→ **WHAT YOU NEED TO DO**
Every line of the data must be copied exactly.

→ **SOURCE DATA**

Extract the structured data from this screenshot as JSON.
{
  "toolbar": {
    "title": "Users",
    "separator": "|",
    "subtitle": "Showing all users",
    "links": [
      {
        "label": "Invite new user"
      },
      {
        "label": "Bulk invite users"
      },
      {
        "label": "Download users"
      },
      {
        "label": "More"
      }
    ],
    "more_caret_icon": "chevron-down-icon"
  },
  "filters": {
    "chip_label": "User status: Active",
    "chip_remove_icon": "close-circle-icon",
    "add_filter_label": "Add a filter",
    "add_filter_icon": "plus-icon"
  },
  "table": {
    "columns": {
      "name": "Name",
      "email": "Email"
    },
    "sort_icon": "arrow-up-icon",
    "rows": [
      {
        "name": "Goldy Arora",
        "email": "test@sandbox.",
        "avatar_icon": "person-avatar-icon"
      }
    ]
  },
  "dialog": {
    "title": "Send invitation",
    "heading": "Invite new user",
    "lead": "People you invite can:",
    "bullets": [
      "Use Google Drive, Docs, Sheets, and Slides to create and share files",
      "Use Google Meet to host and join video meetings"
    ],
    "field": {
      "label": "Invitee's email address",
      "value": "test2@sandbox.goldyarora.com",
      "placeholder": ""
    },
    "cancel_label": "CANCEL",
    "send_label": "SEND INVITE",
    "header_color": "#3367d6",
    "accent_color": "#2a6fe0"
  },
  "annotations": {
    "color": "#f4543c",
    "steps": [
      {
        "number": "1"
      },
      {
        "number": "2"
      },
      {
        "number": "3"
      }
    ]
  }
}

→ **EXPECTED ANSWER**
Extract the structured data from this screenshot as JSON.
{
  "toolbar": {
    "title": "Users",
    "separator": "|",
    "subtitle": "Showing all users",
    "links": [
      {
        "label": "Invite new user"
      },
      {
        "label": "Bulk invite users"
      },
      {
        "label": "Download users"
      },
      {
        "label": "More"
      }
    ],
    "more_caret_icon": "chevron-down-icon"
  },
  "filters": {
    "chip_label": "User status: Active",
    "chip_remove_icon": "close-circle-icon",
    "add_filter_label": "Add a filter",
    "add_filter_icon": "plus-icon"
  },
  "table": {
    "columns": {
      "name": "Name",
      "email": "Email"
    },
    "sort_icon": "arrow-up-icon",
    "rows": [
      {
        "name": "Goldy Arora",
        "email": "test@sandbox.",
        "avatar_icon": "person-avatar-icon"
      }
    ]
  },
  "dialog": {
    "title": "Send invitation",
    "heading": "Invite new user",
    "lead": "People you invite can:",
    "bullets": [
      "Use Google Drive, Docs, Sheets, and Slides to create and share files",
      "Use Google Meet to host and join video meetings"
    ],
    "field": {
      "label": "Invitee's email address",
      "value": "test2@sandbox.goldyarora.com",
      "placeholder": ""
    },
    "cancel_label": "CANCEL",
    "send_label": "SEND INVITE",
    "header_color": "#3367d6",
    "accent_color": "#2a6fe0"
  },
  "annotations": {
    "color": "#f4543c",
    "steps": [
      {
        "number": "1"
      },
      {
        "number": "2"
      },
      {
        "number": "3"
      }
    ]
  }
}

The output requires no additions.